▸ Your goal
Can you copy these records line for line, with no changes, and leave out the pictures?

▸ Data for this task
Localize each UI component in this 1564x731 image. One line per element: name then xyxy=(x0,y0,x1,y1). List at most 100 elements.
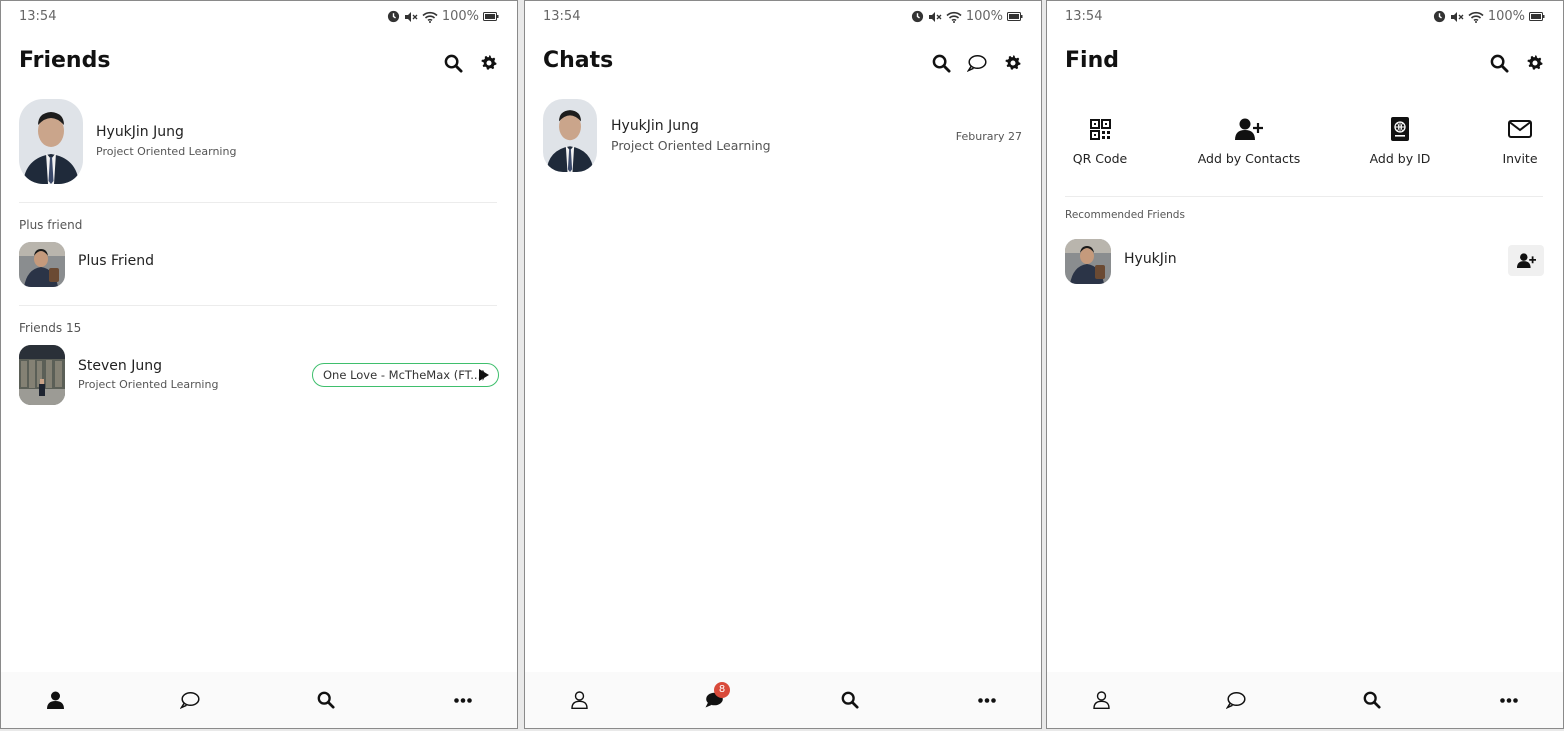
bottom-tab-bar xyxy=(1,672,517,728)
more-dots-icon xyxy=(1500,697,1518,703)
status-bar: 13:54 100% xyxy=(543,9,1023,27)
tab-search[interactable] xyxy=(314,688,338,712)
add-by-id-option[interactable]: Add by ID xyxy=(1340,115,1460,166)
friend-photo xyxy=(19,345,65,405)
friends-count-label: Friends 15 xyxy=(19,321,82,335)
tab-search[interactable] xyxy=(1360,688,1384,712)
plus-friend-avatar xyxy=(19,242,65,287)
add-user-icon xyxy=(1235,118,1263,140)
status-bar: 13:54 100% xyxy=(1065,9,1545,27)
chat-bubble-icon xyxy=(180,691,200,709)
tab-more[interactable] xyxy=(975,688,999,712)
search-icon xyxy=(841,691,859,709)
tab-friends[interactable] xyxy=(1089,688,1113,712)
wifi-icon xyxy=(422,11,438,23)
page-title: Chats xyxy=(543,48,614,73)
mute-icon xyxy=(928,11,942,22)
find-screen: 13:54 100% Find QR Code Add by Contacts … xyxy=(1046,0,1564,729)
add-by-contacts-label: Add by Contacts xyxy=(1197,151,1301,166)
status-time: 13:54 xyxy=(1065,9,1103,24)
alarm-icon xyxy=(387,10,399,23)
qr-code-option[interactable]: QR Code xyxy=(1047,115,1160,166)
plus-friend-name: Plus Friend xyxy=(78,253,155,269)
search-icon xyxy=(1363,691,1381,709)
tab-chats[interactable] xyxy=(178,688,202,712)
search-icon xyxy=(1490,54,1509,73)
person-outline-icon xyxy=(570,691,588,709)
music-title: One Love - McTheMax (FT...) xyxy=(323,368,486,382)
recommended-friend-name: HyukJin xyxy=(1124,251,1177,267)
battery-icon xyxy=(1007,12,1023,21)
chats-header: Chats xyxy=(543,45,1023,81)
play-icon xyxy=(479,369,489,381)
friends-screen: 13:54 100% Friends HyukJin Jung Project … xyxy=(0,0,518,729)
divider xyxy=(19,202,497,203)
qr-code-icon xyxy=(1089,118,1111,140)
envelope-icon xyxy=(1508,120,1532,138)
alarm-icon xyxy=(911,10,923,23)
tab-more[interactable] xyxy=(1497,688,1521,712)
tab-chats[interactable] xyxy=(1224,688,1248,712)
wifi-icon xyxy=(1468,11,1484,23)
person-outline-icon xyxy=(1092,691,1110,709)
chat-avatar xyxy=(543,99,597,172)
tab-chats[interactable]: 8 xyxy=(702,682,730,712)
search-icon xyxy=(932,54,951,73)
find-header: Find xyxy=(1065,45,1545,81)
person-filled-icon xyxy=(46,691,64,709)
recommended-friend-avatar xyxy=(1065,239,1111,284)
plus-friend-photo xyxy=(19,242,65,287)
gear-icon xyxy=(481,55,497,70)
tab-friends[interactable] xyxy=(567,688,591,712)
search-button[interactable] xyxy=(443,53,463,73)
chats-screen: 13:54 100% Chats HyukJin Jung Project Or… xyxy=(524,0,1042,729)
profile-music-button[interactable]: One Love - McTheMax (FT...) xyxy=(312,363,499,387)
mute-icon xyxy=(404,11,418,22)
plus-friend-section-label: Plus friend xyxy=(19,218,83,232)
battery-icon xyxy=(1529,12,1545,21)
id-book-icon xyxy=(1391,117,1409,141)
add-friend-button[interactable] xyxy=(1508,245,1544,276)
more-dots-icon xyxy=(978,697,996,703)
status-time: 13:54 xyxy=(19,9,57,24)
chat-avatar-photo xyxy=(543,99,597,172)
battery-percent: 100% xyxy=(965,9,1003,24)
add-user-icon xyxy=(1516,253,1536,268)
bottom-tab-bar xyxy=(1047,672,1563,728)
invite-label: Invite xyxy=(1502,151,1538,166)
profile-avatar xyxy=(19,99,83,184)
new-chat-button[interactable] xyxy=(967,53,987,73)
mute-icon xyxy=(1450,11,1464,22)
settings-button[interactable] xyxy=(1525,53,1545,73)
search-button[interactable] xyxy=(1489,53,1509,73)
profile-photo xyxy=(19,99,83,184)
tab-friends[interactable] xyxy=(43,688,67,712)
search-button[interactable] xyxy=(931,53,951,73)
gear-icon xyxy=(1527,55,1543,70)
chat-preview: Project Oriented Learning xyxy=(611,138,771,153)
add-by-contacts-option[interactable]: Add by Contacts xyxy=(1189,115,1309,166)
search-icon xyxy=(317,691,335,709)
profile-status-message: Project Oriented Learning xyxy=(96,145,237,158)
invite-option[interactable]: Invite xyxy=(1460,115,1563,166)
chat-bubble-icon xyxy=(967,54,987,72)
search-icon xyxy=(444,54,463,73)
settings-button[interactable] xyxy=(479,53,499,73)
status-time: 13:54 xyxy=(543,9,581,24)
divider xyxy=(1065,196,1543,197)
friend-name: Steven Jung xyxy=(78,358,162,374)
profile-name: HyukJin Jung xyxy=(96,124,184,140)
gear-icon xyxy=(1005,55,1021,70)
friend-status-message: Project Oriented Learning xyxy=(78,378,219,391)
chat-name: HyukJin Jung xyxy=(611,118,699,134)
battery-percent: 100% xyxy=(1487,9,1525,24)
chat-date: Feburary 27 xyxy=(955,130,1022,143)
settings-button[interactable] xyxy=(1003,53,1023,73)
battery-icon xyxy=(483,12,499,21)
bottom-tab-bar: 8 xyxy=(525,672,1041,728)
tab-search[interactable] xyxy=(838,688,862,712)
tab-more[interactable] xyxy=(451,688,475,712)
add-by-id-label: Add by ID xyxy=(1369,151,1431,166)
wifi-icon xyxy=(946,11,962,23)
divider xyxy=(19,305,497,306)
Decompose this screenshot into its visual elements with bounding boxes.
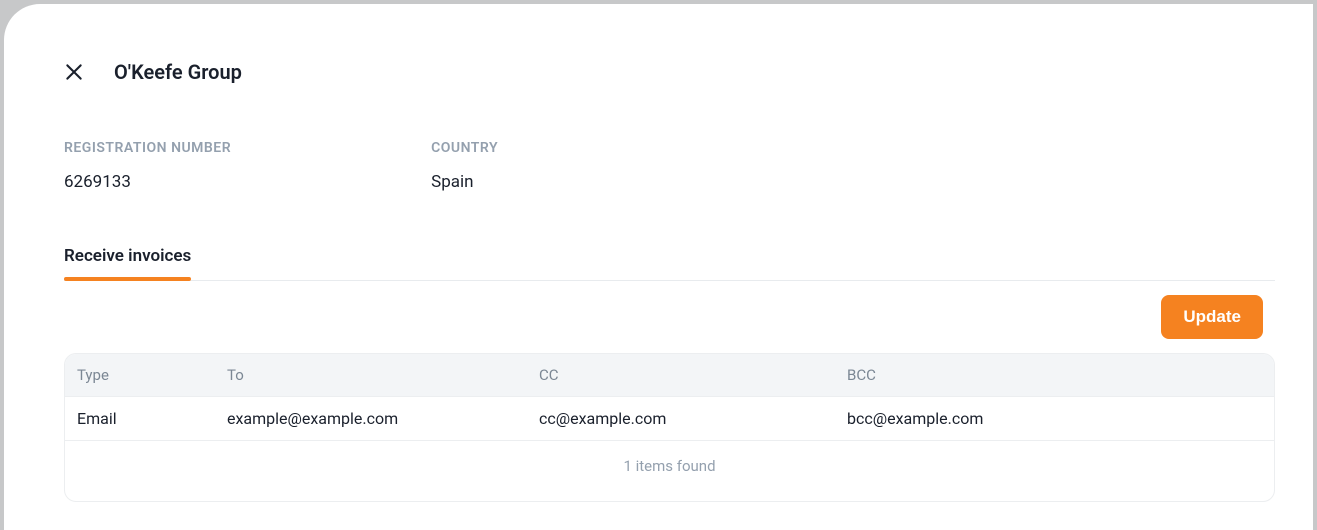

▸ Correct answer
Localize each UI component in this 1564x731 image. One line per element: name then xyxy=(x0,y0,x1,y1). List at most 100 elements.
bottom-tab-bar xyxy=(1,672,517,728)
more-dots-icon xyxy=(1500,697,1518,703)
status-bar: 13:54 100% xyxy=(543,9,1023,27)
tab-search[interactable] xyxy=(314,688,338,712)
add-by-id-option[interactable]: Add by ID xyxy=(1340,115,1460,166)
friend-photo xyxy=(19,345,65,405)
friends-count-label: Friends 15 xyxy=(19,321,82,335)
tab-search[interactable] xyxy=(1360,688,1384,712)
plus-friend-avatar xyxy=(19,242,65,287)
add-user-icon xyxy=(1235,118,1263,140)
status-bar: 13:54 100% xyxy=(1065,9,1545,27)
chat-bubble-icon xyxy=(180,691,200,709)
tab-more[interactable] xyxy=(975,688,999,712)
search-icon xyxy=(841,691,859,709)
tab-friends[interactable] xyxy=(1089,688,1113,712)
wifi-icon xyxy=(422,11,438,23)
page-title: Chats xyxy=(543,48,614,73)
mute-icon xyxy=(928,11,942,22)
find-screen: 13:54 100% Find QR Code Add by Contacts … xyxy=(1046,0,1564,729)
add-by-contacts-label: Add by Contacts xyxy=(1197,151,1301,166)
status-time: 13:54 xyxy=(1065,9,1103,24)
alarm-icon xyxy=(387,10,399,23)
qr-code-option[interactable]: QR Code xyxy=(1047,115,1160,166)
plus-friend-name: Plus Friend xyxy=(78,253,155,269)
search-icon xyxy=(1363,691,1381,709)
tab-chats[interactable] xyxy=(178,688,202,712)
search-icon xyxy=(1490,54,1509,73)
person-outline-icon xyxy=(570,691,588,709)
music-title: One Love - McTheMax (FT...) xyxy=(323,368,486,382)
recommended-friend-name: HyukJin xyxy=(1124,251,1177,267)
battery-icon xyxy=(1007,12,1023,21)
chats-header: Chats xyxy=(543,45,1023,81)
play-icon xyxy=(479,369,489,381)
friends-screen: 13:54 100% Friends HyukJin Jung Project … xyxy=(0,0,518,729)
divider xyxy=(19,202,497,203)
qr-code-icon xyxy=(1089,118,1111,140)
envelope-icon xyxy=(1508,120,1532,138)
alarm-icon xyxy=(911,10,923,23)
tab-more[interactable] xyxy=(1497,688,1521,712)
tab-chats[interactable] xyxy=(1224,688,1248,712)
wifi-icon xyxy=(1468,11,1484,23)
person-outline-icon xyxy=(1092,691,1110,709)
chat-avatar xyxy=(543,99,597,172)
tab-chats[interactable]: 8 xyxy=(702,682,730,712)
search-icon xyxy=(932,54,951,73)
find-header: Find xyxy=(1065,45,1545,81)
person-filled-icon xyxy=(46,691,64,709)
recommended-friend-avatar xyxy=(1065,239,1111,284)
plus-friend-photo xyxy=(19,242,65,287)
gear-icon xyxy=(481,55,497,70)
tab-friends[interactable] xyxy=(567,688,591,712)
search-button[interactable] xyxy=(443,53,463,73)
chats-screen: 13:54 100% Chats HyukJin Jung Project Or… xyxy=(524,0,1042,729)
profile-music-button[interactable]: One Love - McTheMax (FT...) xyxy=(312,363,499,387)
mute-icon xyxy=(404,11,418,22)
plus-friend-section-label: Plus friend xyxy=(19,218,83,232)
battery-icon xyxy=(1529,12,1545,21)
id-book-icon xyxy=(1391,117,1409,141)
add-friend-button[interactable] xyxy=(1508,245,1544,276)
more-dots-icon xyxy=(978,697,996,703)
status-time: 13:54 xyxy=(19,9,57,24)
chat-avatar-photo xyxy=(543,99,597,172)
battery-percent: 100% xyxy=(965,9,1003,24)
add-user-icon xyxy=(1516,253,1536,268)
bottom-tab-bar xyxy=(1047,672,1563,728)
invite-label: Invite xyxy=(1502,151,1538,166)
profile-avatar xyxy=(19,99,83,184)
new-chat-button[interactable] xyxy=(967,53,987,73)
mute-icon xyxy=(1450,11,1464,22)
settings-button[interactable] xyxy=(1525,53,1545,73)
search-button[interactable] xyxy=(1489,53,1509,73)
profile-photo xyxy=(19,99,83,184)
tab-friends[interactable] xyxy=(43,688,67,712)
search-button[interactable] xyxy=(931,53,951,73)
gear-icon xyxy=(1527,55,1543,70)
chat-preview: Project Oriented Learning xyxy=(611,138,771,153)
add-by-contacts-option[interactable]: Add by Contacts xyxy=(1189,115,1309,166)
search-icon xyxy=(317,691,335,709)
profile-status-message: Project Oriented Learning xyxy=(96,145,237,158)
invite-option[interactable]: Invite xyxy=(1460,115,1563,166)
chat-bubble-icon xyxy=(967,54,987,72)
search-icon xyxy=(444,54,463,73)
settings-button[interactable] xyxy=(479,53,499,73)
status-time: 13:54 xyxy=(543,9,581,24)
divider xyxy=(1065,196,1543,197)
friend-name: Steven Jung xyxy=(78,358,162,374)
profile-name: HyukJin Jung xyxy=(96,124,184,140)
gear-icon xyxy=(1005,55,1021,70)
friend-status-message: Project Oriented Learning xyxy=(78,378,219,391)
chat-name: HyukJin Jung xyxy=(611,118,699,134)
battery-percent: 100% xyxy=(1487,9,1525,24)
chat-date: Feburary 27 xyxy=(955,130,1022,143)
settings-button[interactable] xyxy=(1003,53,1023,73)
battery-icon xyxy=(483,12,499,21)
bottom-tab-bar: 8 xyxy=(525,672,1041,728)
tab-search[interactable] xyxy=(838,688,862,712)
tab-more[interactable] xyxy=(451,688,475,712)
add-by-id-label: Add by ID xyxy=(1369,151,1431,166)
wifi-icon xyxy=(946,11,962,23)
divider xyxy=(19,305,497,306)
Decompose this screenshot into its visual elements with bounding boxes.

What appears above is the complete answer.